▶ _WORK INSTRUCTIONS_
Lines containing "生物技术基础证书" are to be counted. Give the number and nothing more.

═══ DATASET ROWS ═══

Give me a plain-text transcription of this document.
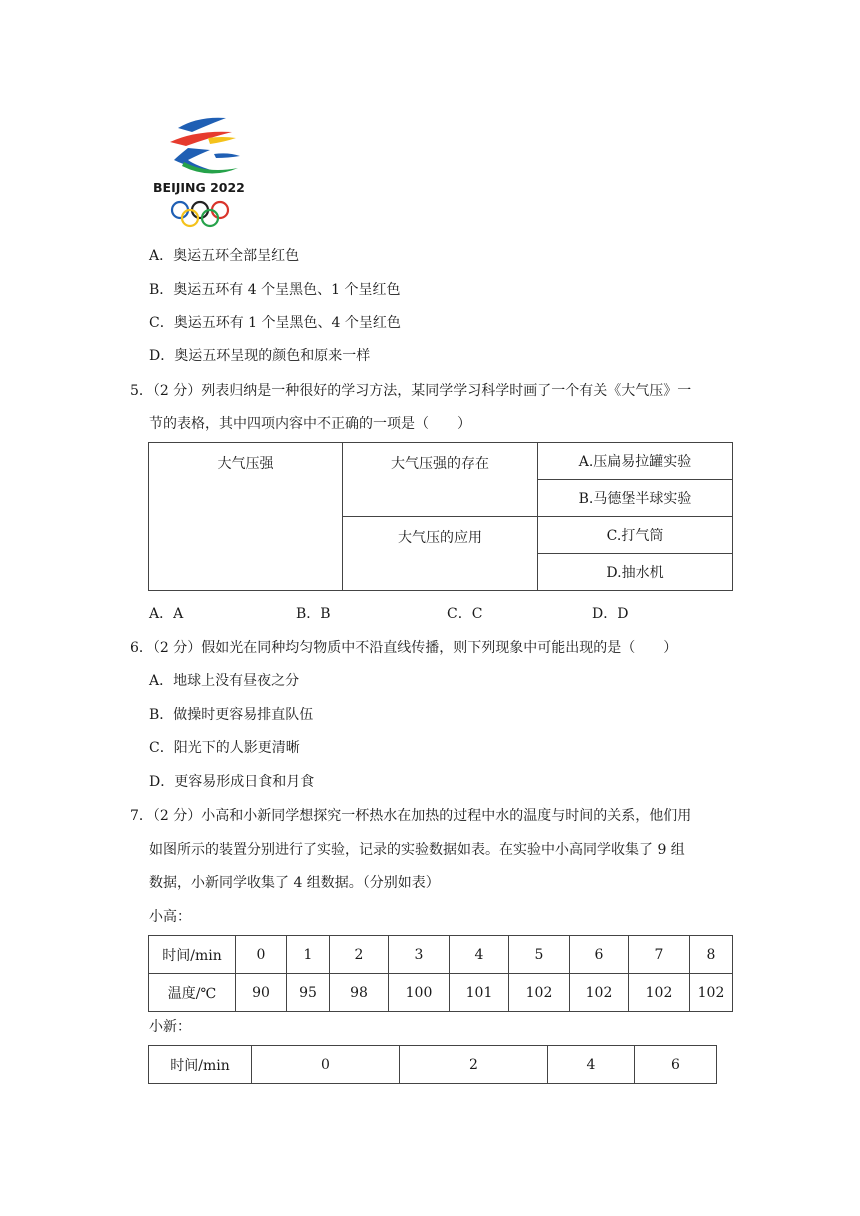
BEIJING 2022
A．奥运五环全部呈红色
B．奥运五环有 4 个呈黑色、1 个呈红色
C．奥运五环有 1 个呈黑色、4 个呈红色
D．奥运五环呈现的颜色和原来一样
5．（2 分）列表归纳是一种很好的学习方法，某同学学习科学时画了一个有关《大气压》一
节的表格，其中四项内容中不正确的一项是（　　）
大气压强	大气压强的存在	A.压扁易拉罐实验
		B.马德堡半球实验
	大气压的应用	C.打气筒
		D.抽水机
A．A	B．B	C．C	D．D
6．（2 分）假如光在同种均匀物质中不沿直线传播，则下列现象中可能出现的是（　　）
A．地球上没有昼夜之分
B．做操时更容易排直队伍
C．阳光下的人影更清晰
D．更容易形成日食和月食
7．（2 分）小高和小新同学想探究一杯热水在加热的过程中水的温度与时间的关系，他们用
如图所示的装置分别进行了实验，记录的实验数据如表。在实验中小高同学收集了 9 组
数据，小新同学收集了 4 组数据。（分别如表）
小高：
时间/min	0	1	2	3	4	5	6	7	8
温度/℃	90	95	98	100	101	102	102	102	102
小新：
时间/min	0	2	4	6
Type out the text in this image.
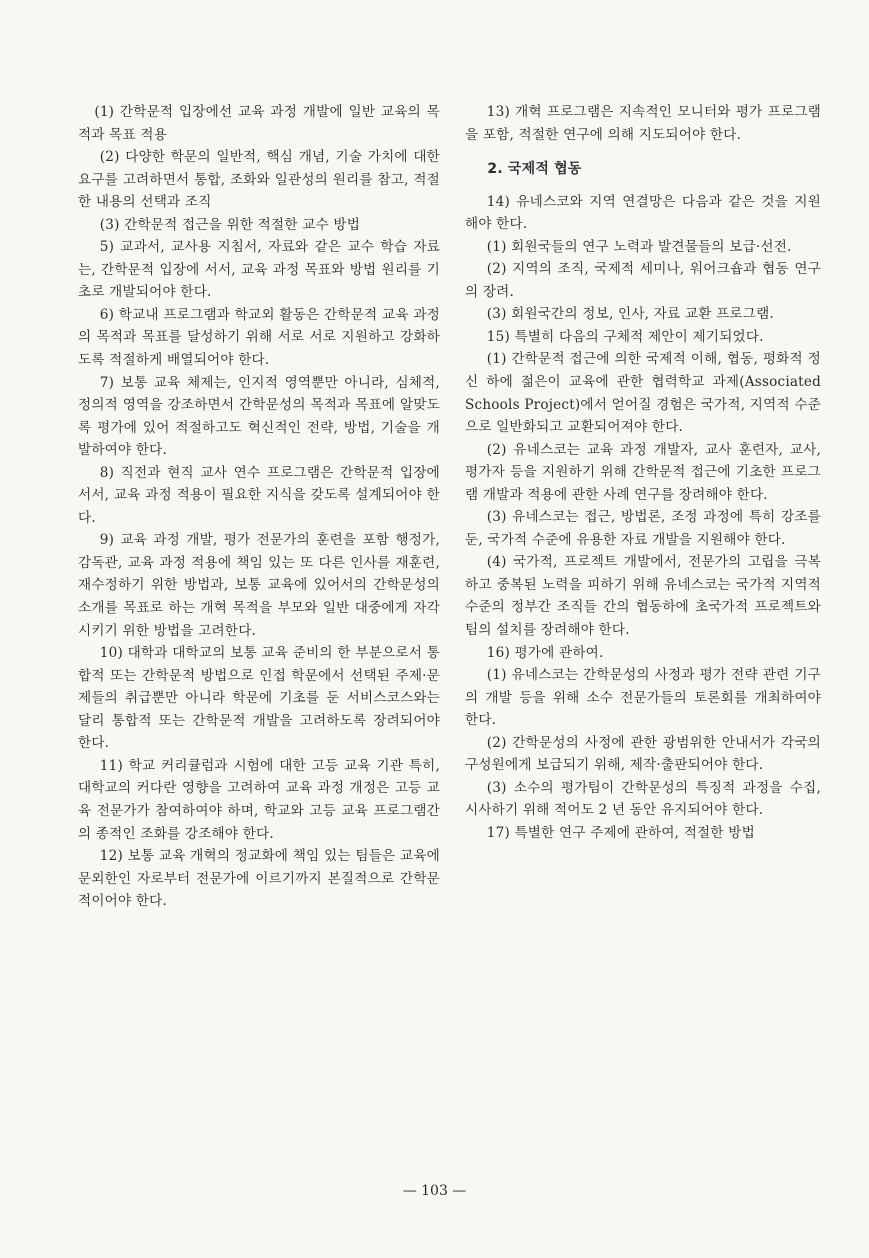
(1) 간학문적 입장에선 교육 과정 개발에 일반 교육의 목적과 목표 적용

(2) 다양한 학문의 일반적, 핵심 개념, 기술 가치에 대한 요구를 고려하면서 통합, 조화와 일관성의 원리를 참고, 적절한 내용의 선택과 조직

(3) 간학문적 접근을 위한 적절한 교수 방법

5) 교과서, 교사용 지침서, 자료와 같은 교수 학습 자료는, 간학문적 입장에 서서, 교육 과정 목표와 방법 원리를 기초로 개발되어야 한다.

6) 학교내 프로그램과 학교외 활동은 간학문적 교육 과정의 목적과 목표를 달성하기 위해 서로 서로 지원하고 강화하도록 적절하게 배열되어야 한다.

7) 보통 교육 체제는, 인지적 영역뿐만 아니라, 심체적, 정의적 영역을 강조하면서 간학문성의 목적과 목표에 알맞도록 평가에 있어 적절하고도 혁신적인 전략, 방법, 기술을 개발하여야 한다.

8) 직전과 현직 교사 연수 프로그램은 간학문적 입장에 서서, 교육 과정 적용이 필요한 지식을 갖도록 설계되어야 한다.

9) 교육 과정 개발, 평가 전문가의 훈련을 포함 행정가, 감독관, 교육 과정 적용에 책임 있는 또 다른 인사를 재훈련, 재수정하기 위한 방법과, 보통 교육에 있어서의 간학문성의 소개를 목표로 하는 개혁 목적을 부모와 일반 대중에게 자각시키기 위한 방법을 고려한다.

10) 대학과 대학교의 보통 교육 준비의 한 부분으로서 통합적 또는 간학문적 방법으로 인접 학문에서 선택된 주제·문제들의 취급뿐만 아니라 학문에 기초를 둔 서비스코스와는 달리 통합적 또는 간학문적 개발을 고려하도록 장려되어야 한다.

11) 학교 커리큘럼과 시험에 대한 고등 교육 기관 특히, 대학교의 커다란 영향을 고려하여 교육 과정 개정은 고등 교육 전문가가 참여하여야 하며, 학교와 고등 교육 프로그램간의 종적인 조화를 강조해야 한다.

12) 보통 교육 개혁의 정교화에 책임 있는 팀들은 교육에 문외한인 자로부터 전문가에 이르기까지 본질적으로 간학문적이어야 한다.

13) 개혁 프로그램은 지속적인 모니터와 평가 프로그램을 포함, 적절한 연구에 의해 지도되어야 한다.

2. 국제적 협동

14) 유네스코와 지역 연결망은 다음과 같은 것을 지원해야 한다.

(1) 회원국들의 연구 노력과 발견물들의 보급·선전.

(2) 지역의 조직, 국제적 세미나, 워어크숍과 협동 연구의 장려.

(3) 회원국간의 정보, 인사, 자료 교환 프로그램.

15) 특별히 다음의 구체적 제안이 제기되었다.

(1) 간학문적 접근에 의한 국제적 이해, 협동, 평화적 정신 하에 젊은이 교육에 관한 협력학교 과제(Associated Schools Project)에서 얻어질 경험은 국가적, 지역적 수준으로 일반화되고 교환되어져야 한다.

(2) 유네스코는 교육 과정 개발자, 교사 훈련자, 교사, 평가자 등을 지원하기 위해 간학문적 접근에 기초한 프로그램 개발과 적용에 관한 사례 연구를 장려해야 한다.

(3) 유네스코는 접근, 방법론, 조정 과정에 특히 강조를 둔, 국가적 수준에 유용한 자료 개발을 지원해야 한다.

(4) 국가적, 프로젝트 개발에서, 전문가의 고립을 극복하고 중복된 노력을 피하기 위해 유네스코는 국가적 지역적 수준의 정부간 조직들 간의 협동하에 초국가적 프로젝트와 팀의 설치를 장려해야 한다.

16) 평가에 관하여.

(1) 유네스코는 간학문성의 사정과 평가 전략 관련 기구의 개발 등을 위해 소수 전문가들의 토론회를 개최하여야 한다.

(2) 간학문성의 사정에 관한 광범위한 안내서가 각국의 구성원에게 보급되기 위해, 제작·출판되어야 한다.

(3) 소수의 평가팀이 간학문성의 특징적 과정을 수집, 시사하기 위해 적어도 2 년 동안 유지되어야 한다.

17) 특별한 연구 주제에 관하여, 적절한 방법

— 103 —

═══
═══ DATASET ROWS ═══

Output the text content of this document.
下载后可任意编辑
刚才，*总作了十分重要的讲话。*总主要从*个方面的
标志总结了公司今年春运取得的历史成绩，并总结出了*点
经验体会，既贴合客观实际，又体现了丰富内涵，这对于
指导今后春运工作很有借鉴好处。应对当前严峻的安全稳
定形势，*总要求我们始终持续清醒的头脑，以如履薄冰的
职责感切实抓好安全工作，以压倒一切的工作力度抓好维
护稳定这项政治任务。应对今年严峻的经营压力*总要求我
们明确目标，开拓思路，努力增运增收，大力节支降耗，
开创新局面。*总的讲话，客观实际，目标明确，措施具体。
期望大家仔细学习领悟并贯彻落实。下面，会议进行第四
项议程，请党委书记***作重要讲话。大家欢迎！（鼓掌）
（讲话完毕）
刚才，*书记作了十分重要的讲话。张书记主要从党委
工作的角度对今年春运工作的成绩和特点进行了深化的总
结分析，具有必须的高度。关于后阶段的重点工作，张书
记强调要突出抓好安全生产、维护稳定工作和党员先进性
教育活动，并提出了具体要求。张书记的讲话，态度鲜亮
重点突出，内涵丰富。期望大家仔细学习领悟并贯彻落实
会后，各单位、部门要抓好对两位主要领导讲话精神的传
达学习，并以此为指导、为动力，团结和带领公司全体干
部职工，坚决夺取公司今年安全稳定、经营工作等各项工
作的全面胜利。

═══
═══ DATASET ROWS ═══

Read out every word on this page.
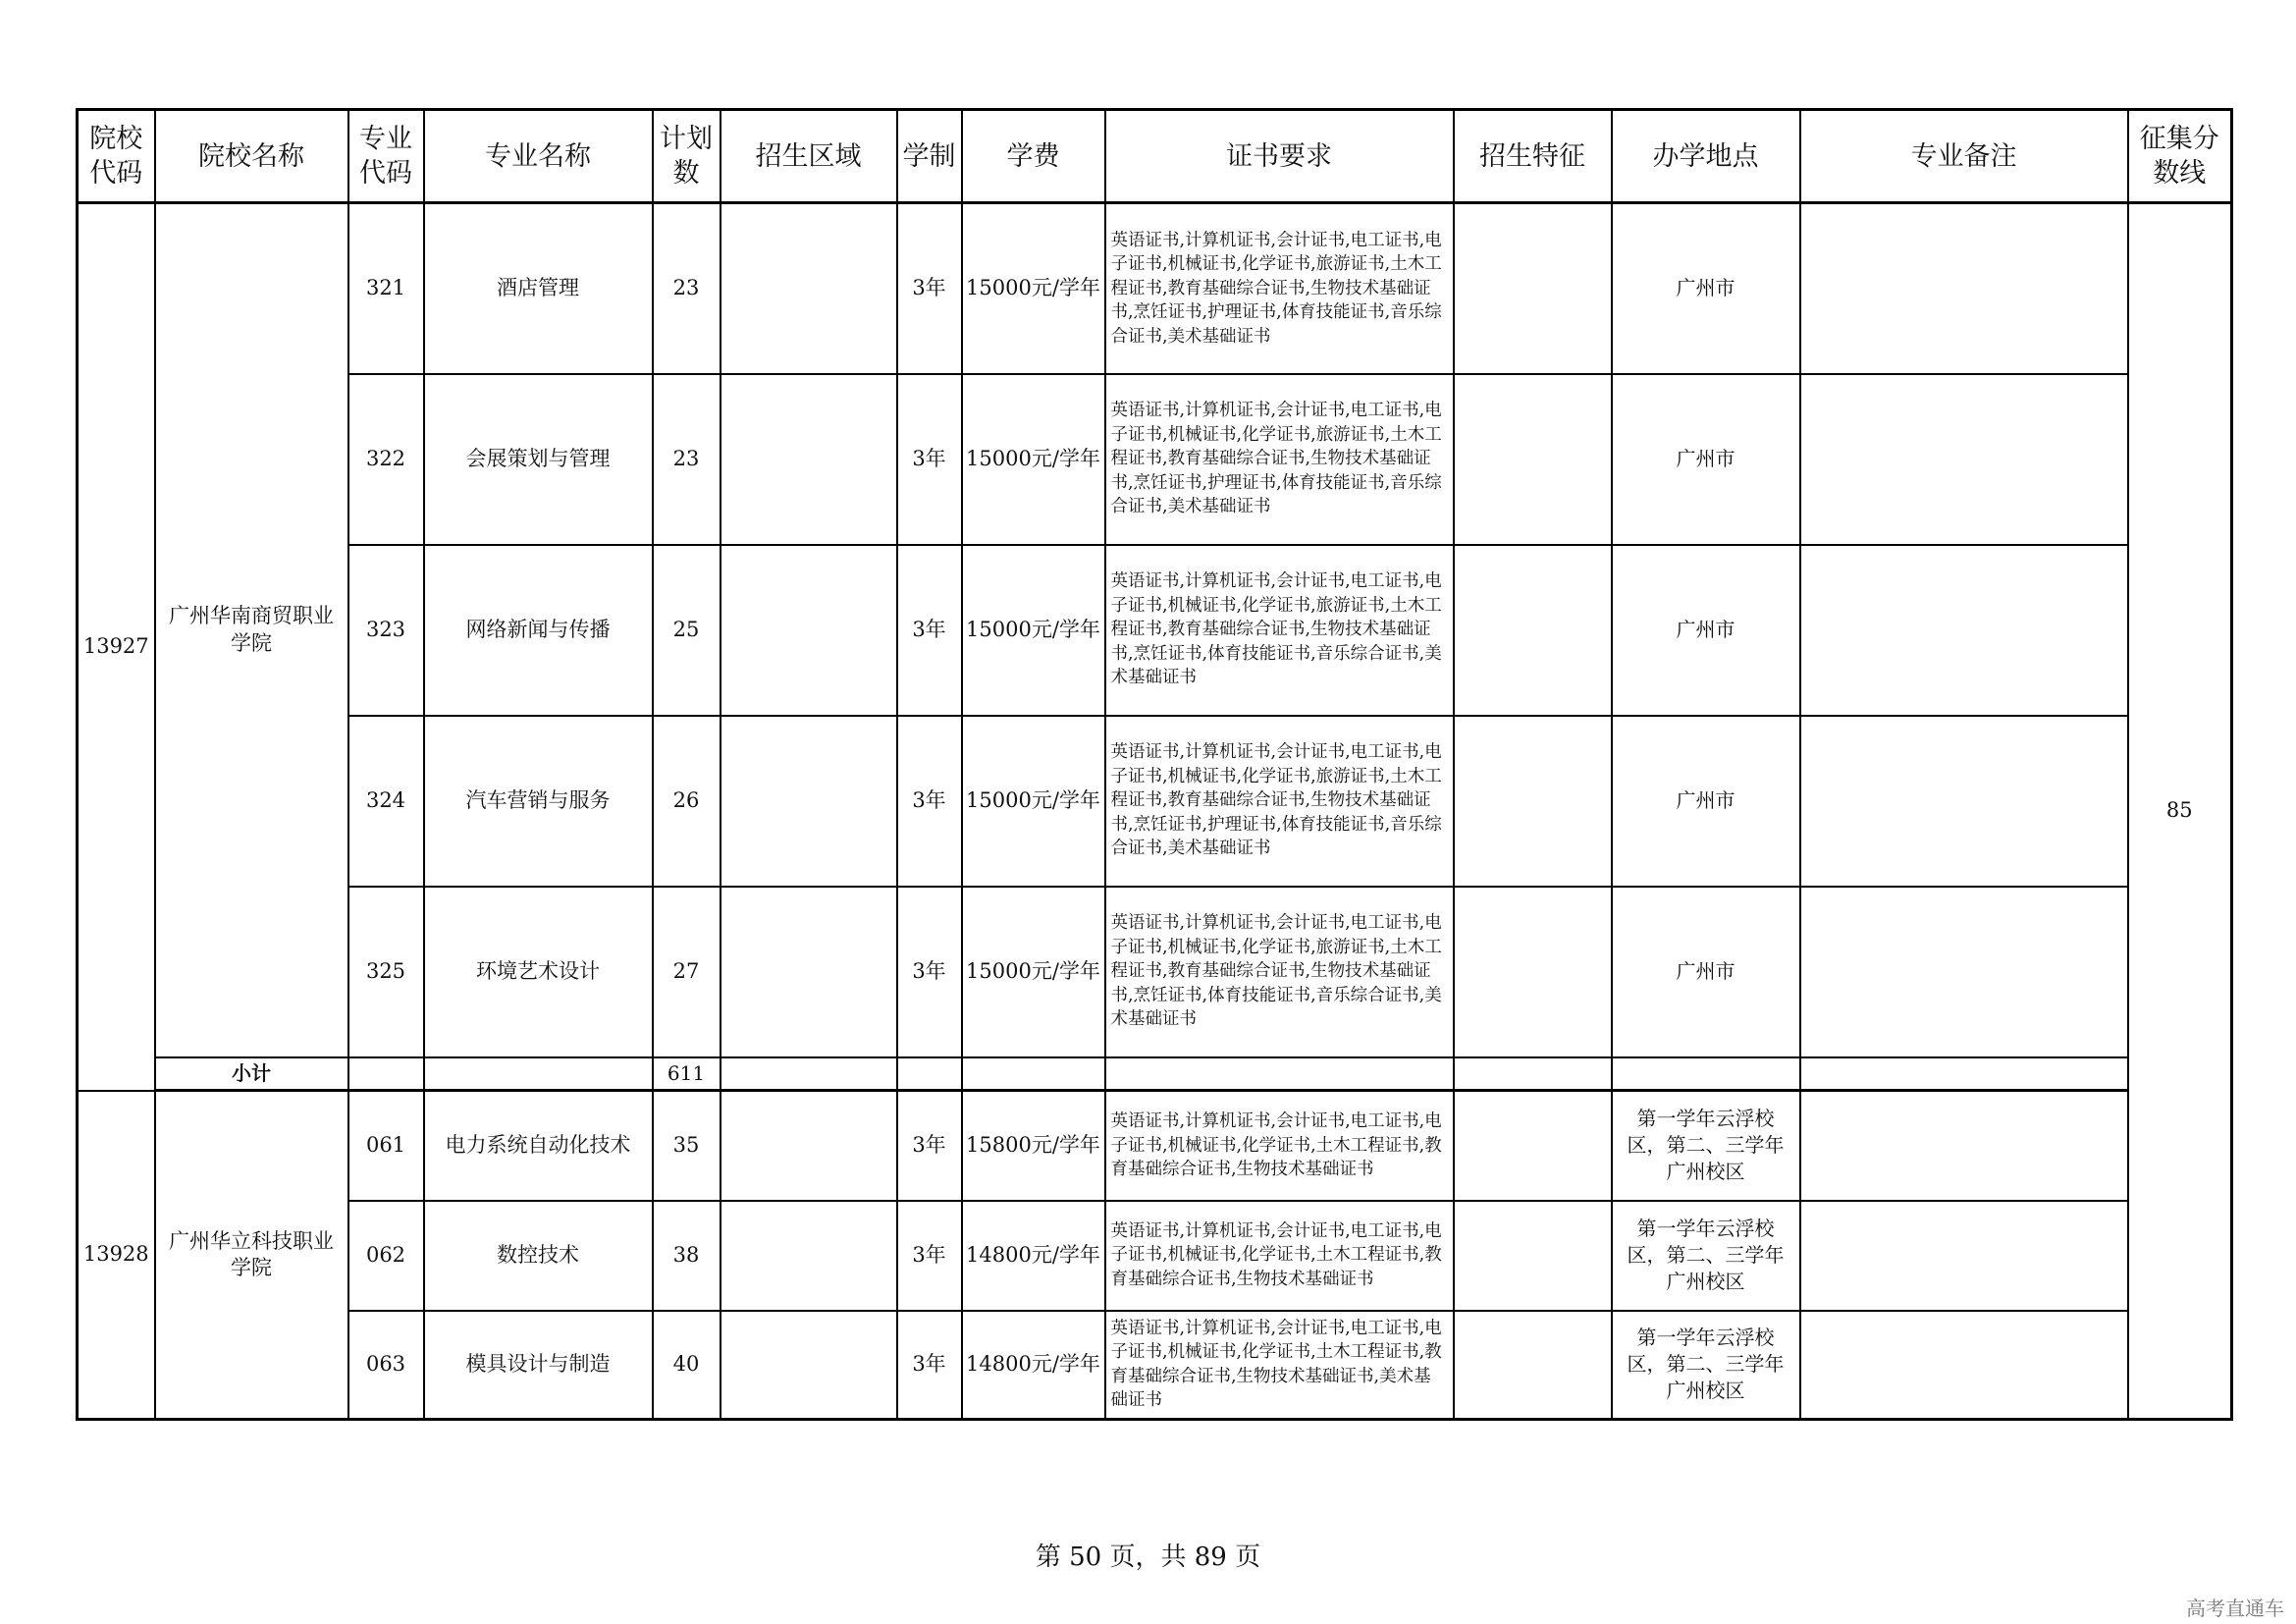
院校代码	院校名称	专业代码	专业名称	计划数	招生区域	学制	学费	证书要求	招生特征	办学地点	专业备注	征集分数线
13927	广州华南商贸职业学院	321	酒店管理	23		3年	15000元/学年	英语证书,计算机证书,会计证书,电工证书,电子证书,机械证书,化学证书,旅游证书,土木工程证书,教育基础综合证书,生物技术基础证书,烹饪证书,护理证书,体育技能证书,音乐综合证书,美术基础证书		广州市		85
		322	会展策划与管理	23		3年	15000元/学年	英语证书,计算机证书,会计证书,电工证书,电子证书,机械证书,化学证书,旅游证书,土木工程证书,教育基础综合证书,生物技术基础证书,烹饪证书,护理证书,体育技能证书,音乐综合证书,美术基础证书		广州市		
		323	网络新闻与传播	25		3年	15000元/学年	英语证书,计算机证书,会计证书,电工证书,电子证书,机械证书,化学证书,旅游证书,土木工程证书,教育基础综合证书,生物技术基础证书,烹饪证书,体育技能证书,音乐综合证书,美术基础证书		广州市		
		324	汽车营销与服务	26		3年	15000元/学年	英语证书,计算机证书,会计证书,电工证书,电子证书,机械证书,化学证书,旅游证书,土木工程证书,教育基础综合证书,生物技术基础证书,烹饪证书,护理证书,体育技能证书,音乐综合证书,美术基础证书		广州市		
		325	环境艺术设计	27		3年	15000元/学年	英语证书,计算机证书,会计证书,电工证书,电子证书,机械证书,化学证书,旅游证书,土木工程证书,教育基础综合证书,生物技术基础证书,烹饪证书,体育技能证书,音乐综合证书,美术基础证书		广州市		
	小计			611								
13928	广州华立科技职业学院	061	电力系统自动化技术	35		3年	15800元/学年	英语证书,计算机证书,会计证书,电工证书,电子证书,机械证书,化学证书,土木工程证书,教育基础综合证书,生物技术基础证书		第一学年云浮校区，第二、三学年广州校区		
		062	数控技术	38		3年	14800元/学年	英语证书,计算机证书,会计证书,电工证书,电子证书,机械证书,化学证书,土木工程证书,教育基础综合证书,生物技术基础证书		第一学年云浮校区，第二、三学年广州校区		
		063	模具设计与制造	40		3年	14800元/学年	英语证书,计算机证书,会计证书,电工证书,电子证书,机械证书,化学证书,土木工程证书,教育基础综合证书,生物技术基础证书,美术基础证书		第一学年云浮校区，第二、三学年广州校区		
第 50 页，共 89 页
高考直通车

═══

▶ _TASK ANSWER_
8